The problem ->
Give the count of lines in the data that include "ἐκτάσεως", with no other words.

* * * *

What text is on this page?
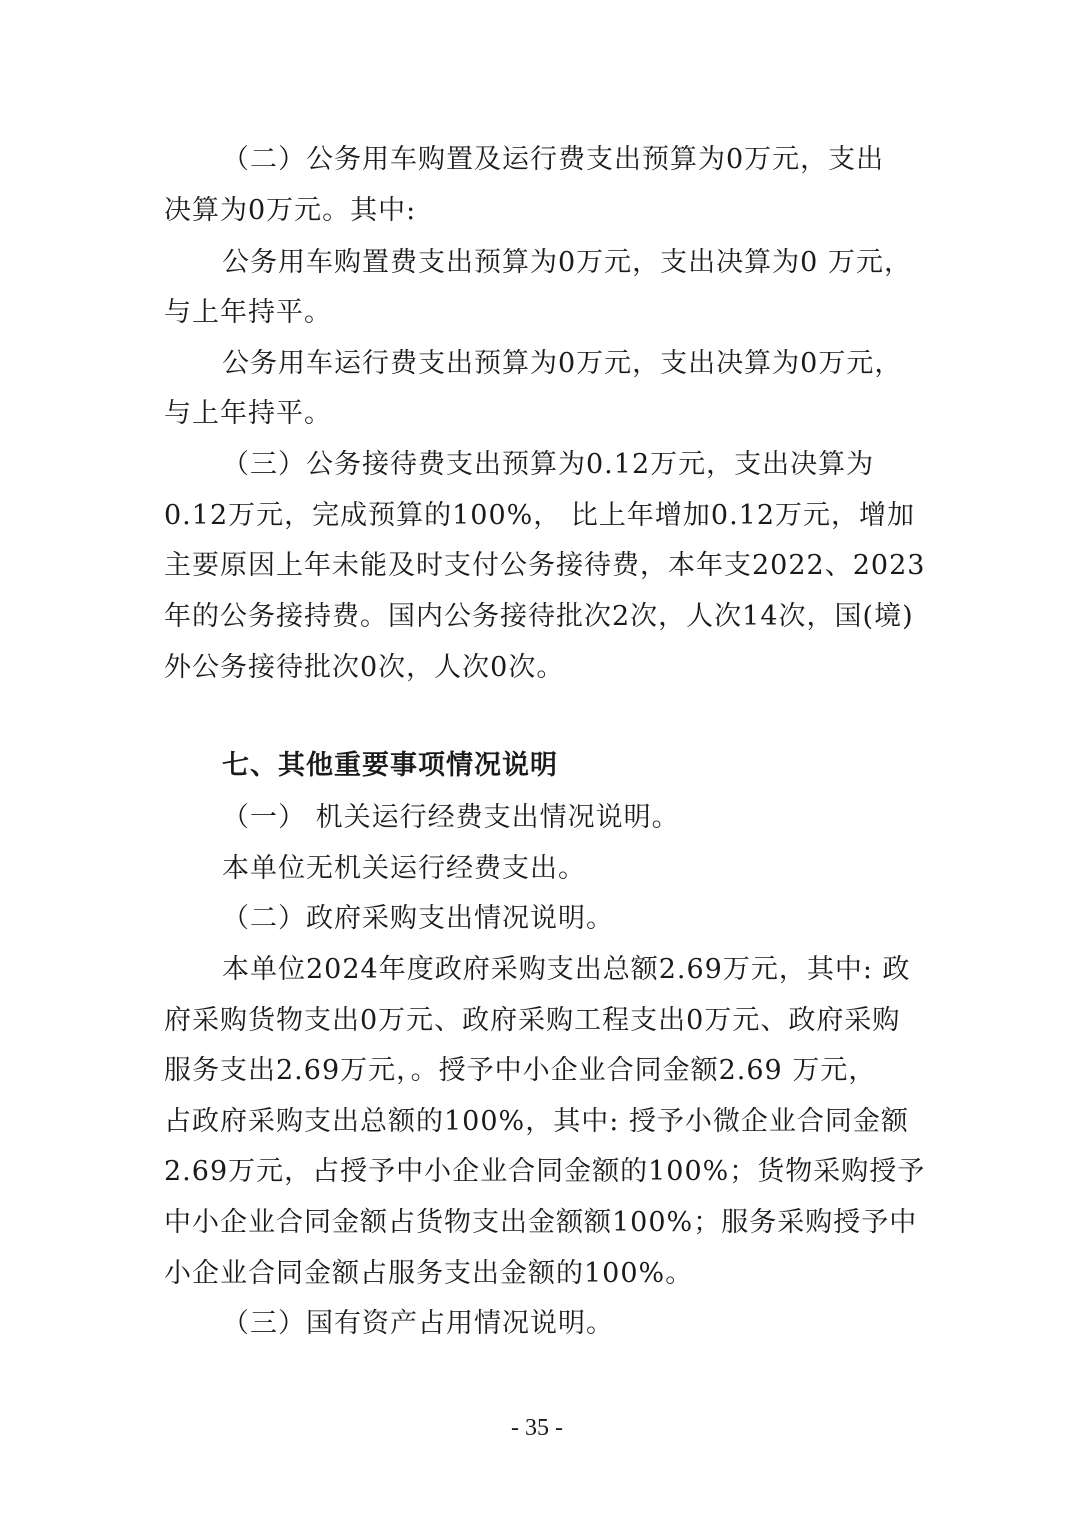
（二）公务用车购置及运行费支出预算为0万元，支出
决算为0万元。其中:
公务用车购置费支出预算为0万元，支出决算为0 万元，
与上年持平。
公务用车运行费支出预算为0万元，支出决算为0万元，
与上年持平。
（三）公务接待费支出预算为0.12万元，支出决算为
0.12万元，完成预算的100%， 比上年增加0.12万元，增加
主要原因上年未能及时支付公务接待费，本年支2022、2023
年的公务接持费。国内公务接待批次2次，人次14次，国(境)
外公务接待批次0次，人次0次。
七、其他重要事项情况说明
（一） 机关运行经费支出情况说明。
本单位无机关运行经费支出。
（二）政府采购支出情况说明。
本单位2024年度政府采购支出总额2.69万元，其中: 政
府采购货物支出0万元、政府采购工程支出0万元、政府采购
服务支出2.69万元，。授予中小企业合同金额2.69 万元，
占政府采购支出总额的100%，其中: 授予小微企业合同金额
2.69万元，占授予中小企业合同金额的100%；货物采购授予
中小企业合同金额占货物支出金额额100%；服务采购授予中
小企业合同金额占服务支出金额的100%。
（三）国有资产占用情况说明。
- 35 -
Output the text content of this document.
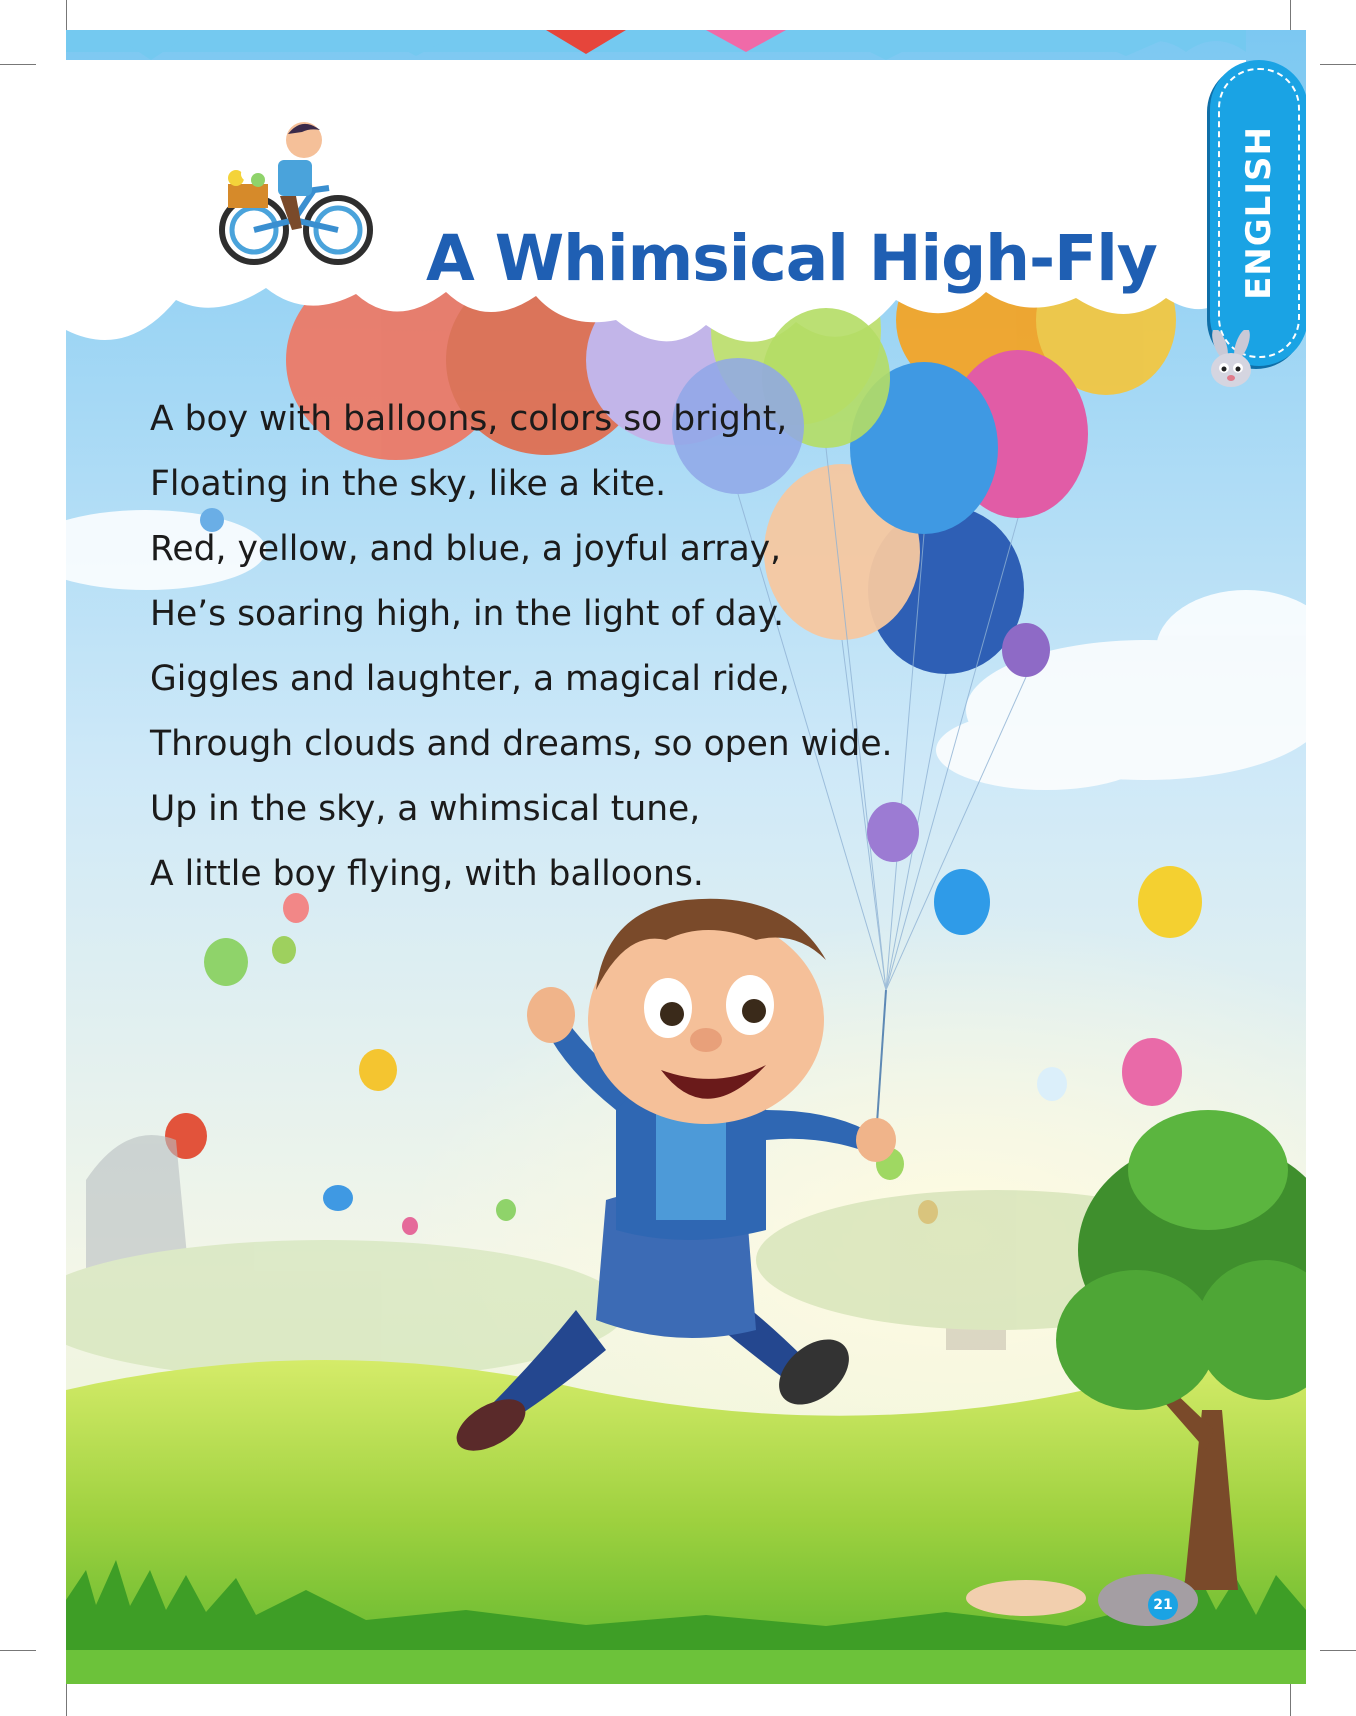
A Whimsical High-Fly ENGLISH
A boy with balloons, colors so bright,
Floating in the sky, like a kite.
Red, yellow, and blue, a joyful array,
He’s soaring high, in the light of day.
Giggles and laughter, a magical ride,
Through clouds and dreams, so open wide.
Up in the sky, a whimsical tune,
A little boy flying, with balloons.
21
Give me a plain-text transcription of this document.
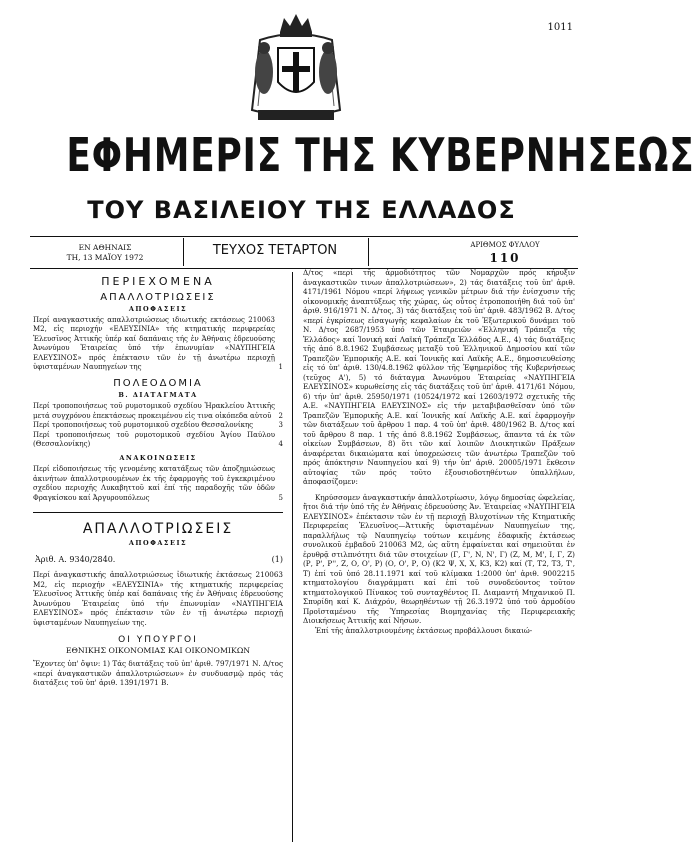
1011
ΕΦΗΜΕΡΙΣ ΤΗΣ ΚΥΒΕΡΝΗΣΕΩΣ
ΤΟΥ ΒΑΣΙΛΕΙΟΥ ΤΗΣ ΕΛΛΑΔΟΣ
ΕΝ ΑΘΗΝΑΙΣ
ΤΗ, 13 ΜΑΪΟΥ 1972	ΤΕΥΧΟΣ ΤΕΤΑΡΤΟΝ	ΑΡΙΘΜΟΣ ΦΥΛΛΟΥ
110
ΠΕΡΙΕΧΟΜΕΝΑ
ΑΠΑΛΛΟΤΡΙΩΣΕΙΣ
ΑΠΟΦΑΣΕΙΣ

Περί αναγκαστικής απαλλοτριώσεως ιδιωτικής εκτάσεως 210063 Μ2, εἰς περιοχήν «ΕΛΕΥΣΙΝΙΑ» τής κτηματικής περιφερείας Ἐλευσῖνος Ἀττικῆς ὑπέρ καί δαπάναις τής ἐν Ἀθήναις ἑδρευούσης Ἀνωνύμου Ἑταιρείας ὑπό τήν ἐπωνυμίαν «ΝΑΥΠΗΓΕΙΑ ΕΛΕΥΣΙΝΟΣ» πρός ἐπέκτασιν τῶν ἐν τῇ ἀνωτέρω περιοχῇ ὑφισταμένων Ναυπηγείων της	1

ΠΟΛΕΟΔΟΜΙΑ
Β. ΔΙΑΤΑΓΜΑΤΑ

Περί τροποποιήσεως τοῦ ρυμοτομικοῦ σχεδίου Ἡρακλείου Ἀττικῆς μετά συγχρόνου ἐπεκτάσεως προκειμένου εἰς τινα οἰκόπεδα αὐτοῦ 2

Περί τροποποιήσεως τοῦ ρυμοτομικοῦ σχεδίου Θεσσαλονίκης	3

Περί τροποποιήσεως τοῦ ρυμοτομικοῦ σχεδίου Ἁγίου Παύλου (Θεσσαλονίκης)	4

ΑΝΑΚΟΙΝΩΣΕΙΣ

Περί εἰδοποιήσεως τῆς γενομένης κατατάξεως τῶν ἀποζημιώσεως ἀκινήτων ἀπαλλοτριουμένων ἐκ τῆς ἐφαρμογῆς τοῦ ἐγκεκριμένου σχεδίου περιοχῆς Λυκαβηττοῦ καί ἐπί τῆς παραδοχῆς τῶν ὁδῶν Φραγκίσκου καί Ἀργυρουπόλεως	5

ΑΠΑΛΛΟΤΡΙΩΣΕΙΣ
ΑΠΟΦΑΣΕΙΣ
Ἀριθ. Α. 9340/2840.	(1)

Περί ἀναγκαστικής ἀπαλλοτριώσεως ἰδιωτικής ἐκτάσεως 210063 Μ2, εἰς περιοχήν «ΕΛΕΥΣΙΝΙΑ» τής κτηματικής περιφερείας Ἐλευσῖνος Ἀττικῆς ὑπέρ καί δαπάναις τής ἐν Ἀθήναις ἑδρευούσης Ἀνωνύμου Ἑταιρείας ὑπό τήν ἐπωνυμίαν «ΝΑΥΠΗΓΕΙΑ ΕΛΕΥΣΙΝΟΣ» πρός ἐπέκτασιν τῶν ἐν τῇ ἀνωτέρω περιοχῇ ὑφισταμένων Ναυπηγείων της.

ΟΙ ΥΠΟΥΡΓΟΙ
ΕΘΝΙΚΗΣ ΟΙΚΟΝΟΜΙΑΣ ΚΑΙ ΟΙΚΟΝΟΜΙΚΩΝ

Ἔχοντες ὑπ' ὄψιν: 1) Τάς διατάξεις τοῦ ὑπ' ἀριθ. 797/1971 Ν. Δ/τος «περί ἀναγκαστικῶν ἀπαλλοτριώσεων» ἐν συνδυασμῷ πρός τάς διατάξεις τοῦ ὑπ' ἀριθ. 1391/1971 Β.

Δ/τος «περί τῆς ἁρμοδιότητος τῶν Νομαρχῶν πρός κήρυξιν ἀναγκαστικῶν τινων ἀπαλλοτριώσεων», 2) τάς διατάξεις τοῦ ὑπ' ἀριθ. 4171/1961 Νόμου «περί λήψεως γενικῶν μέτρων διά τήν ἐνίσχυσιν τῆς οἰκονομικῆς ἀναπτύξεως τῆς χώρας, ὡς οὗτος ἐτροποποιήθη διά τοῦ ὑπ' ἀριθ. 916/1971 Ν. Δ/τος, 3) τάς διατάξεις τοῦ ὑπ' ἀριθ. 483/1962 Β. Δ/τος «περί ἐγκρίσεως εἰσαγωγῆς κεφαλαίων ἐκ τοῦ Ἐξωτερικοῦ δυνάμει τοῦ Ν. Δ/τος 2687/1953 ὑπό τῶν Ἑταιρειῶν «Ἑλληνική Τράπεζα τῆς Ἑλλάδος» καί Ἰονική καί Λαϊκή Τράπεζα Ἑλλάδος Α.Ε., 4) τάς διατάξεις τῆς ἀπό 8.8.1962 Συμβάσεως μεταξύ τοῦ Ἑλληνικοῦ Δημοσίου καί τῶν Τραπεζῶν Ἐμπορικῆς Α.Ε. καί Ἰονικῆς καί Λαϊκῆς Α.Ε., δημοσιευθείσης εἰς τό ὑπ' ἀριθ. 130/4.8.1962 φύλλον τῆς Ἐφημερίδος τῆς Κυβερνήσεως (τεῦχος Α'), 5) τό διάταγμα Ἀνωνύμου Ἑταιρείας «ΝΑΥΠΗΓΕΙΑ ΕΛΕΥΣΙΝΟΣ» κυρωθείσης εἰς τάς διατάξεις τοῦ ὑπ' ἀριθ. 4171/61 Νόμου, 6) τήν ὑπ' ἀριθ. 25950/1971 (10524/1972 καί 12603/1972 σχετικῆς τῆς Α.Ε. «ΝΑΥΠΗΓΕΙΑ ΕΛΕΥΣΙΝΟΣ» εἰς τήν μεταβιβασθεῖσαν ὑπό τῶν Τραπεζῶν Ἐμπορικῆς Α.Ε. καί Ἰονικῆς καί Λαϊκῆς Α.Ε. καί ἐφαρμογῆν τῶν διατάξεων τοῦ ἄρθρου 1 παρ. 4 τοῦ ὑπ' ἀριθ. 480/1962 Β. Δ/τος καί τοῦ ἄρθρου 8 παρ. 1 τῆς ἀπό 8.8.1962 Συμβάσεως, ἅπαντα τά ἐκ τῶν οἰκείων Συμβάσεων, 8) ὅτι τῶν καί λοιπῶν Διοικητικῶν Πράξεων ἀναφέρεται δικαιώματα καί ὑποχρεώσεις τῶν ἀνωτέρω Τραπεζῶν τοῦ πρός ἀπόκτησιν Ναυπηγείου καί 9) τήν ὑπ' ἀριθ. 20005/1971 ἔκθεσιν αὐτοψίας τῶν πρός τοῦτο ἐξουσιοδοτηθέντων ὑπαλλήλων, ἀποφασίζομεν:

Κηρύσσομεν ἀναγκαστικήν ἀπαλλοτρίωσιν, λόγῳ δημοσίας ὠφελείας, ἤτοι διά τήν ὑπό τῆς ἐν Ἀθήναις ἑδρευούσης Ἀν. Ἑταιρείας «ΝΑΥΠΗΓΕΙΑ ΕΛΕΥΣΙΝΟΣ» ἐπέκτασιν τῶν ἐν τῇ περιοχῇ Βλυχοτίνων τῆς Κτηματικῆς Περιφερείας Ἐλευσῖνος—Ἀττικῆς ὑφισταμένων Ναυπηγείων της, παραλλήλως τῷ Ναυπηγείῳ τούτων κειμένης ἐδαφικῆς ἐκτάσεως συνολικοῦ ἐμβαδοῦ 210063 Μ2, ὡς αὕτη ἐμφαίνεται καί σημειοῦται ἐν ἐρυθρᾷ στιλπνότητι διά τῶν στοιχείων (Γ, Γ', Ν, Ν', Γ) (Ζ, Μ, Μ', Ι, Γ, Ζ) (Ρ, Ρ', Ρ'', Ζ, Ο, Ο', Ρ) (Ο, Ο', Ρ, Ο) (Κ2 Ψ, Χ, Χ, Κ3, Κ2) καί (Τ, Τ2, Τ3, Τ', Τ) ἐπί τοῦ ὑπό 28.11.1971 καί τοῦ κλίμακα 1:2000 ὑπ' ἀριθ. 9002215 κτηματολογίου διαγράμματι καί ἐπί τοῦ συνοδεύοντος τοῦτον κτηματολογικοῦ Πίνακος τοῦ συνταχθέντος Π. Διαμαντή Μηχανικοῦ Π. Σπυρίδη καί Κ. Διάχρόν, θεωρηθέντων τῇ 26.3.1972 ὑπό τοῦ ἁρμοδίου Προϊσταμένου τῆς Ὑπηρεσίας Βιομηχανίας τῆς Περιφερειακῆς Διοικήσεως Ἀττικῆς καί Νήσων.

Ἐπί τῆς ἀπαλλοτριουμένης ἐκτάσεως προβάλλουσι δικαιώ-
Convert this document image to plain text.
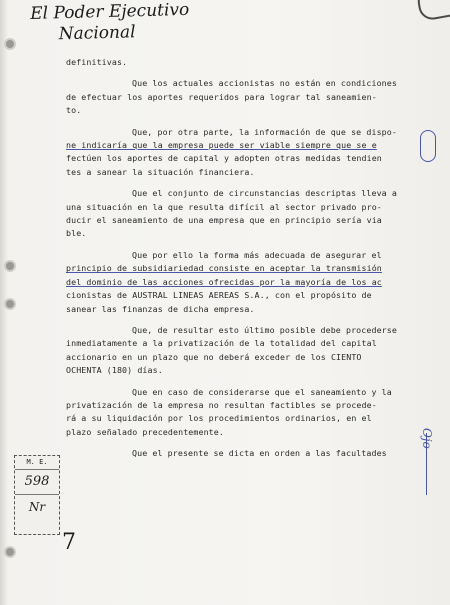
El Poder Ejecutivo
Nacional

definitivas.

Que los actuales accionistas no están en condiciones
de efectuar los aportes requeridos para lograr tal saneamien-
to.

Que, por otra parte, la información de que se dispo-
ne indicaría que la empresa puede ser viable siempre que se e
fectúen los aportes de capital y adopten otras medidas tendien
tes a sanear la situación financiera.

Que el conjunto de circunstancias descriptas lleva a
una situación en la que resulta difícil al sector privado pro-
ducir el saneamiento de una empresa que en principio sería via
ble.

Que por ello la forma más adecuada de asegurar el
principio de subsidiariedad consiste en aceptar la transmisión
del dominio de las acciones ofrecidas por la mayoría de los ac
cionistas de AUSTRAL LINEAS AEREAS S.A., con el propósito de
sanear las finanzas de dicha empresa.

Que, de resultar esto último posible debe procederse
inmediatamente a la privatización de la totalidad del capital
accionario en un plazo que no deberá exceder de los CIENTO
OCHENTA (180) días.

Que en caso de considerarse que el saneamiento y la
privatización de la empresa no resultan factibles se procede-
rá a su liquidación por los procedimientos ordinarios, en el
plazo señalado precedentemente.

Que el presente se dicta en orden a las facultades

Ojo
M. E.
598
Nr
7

* * * *

Result of the exercise ->
3